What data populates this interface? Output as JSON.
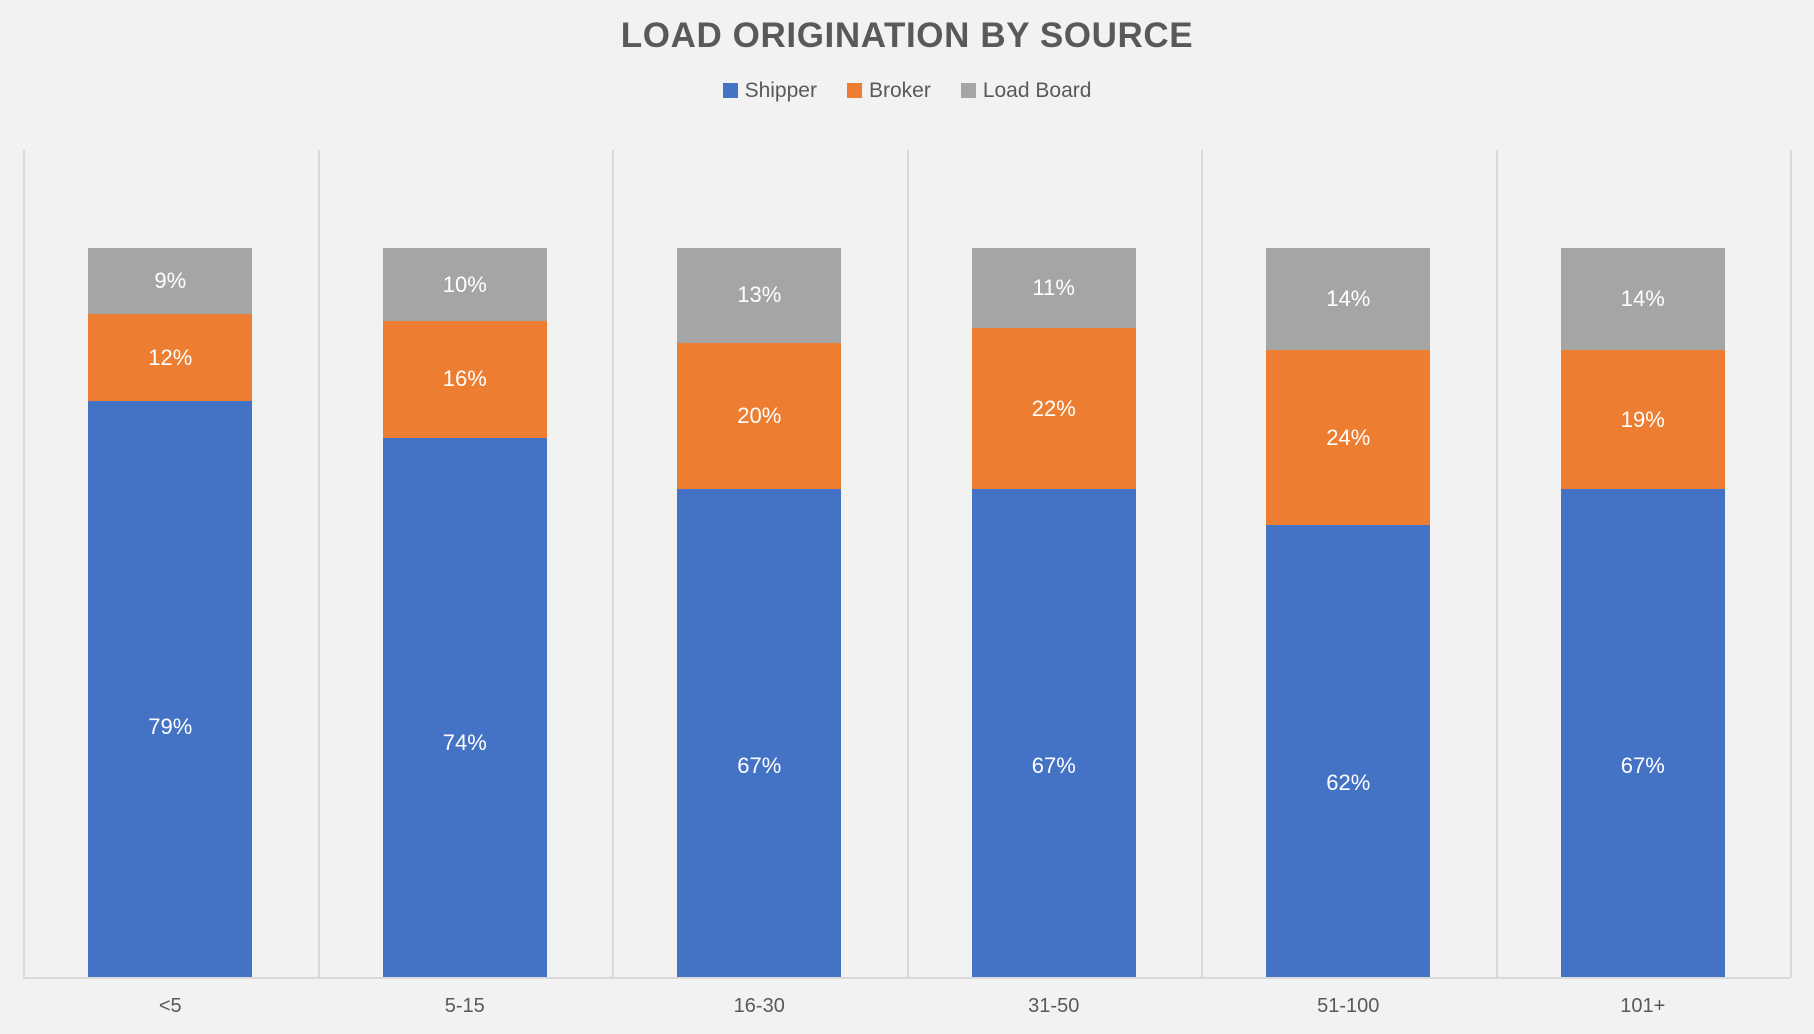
{
  "chart": {
    "title": "Load Origination by Source",
    "background_color": "#F2F2F2",
    "title_color": "#595959"
  },
  "legend": {
    "position": "top",
    "items": [
      {
        "label": "Shipper",
        "color": "#4472C4",
        "icon": "legend-swatch-square"
      },
      {
        "label": "Broker",
        "color": "#ED7D31",
        "icon": "legend-swatch-square"
      },
      {
        "label": "Load Board",
        "color": "#A5A5A5",
        "icon": "legend-swatch-square"
      }
    ]
  },
  "chart_data": {
    "type": "bar",
    "subtype": "stacked-column",
    "title": "LOAD ORIGINATION BY SOURCE",
    "subtitle": "",
    "xlabel": "",
    "ylabel": "",
    "ylim": [
      0,
      100
    ],
    "grid": "vertical-category-separators",
    "legend_position": "top",
    "value_suffix": "%",
    "categories": [
      "<5",
      "5-15",
      "16-30",
      "31-50",
      "51-100",
      "101+"
    ],
    "series": [
      {
        "name": "Shipper",
        "color": "#4472C4",
        "values": [
          79,
          74,
          67,
          67,
          62,
          67
        ]
      },
      {
        "name": "Broker",
        "color": "#ED7D31",
        "values": [
          12,
          16,
          20,
          22,
          24,
          19
        ]
      },
      {
        "name": "Load Board",
        "color": "#A5A5A5",
        "values": [
          9,
          10,
          13,
          11,
          14,
          14
        ]
      }
    ],
    "data_labels": {
      "Shipper": [
        "79%",
        "74%",
        "67%",
        "67%",
        "62%",
        "67%"
      ],
      "Broker": [
        "12%",
        "16%",
        "20%",
        "22%",
        "24%",
        "19%"
      ],
      "Load Board": [
        "9%",
        "10%",
        "13%",
        "11%",
        "14%",
        "14%"
      ]
    },
    "totals": [
      100,
      100,
      100,
      100,
      100,
      100
    ]
  }
}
- - -
* To do: Pick out each line containing the string "Shipper" and copy it.

* Response:
        "label": "Shipper",
        "name": "Shipper",
      "Shipper": [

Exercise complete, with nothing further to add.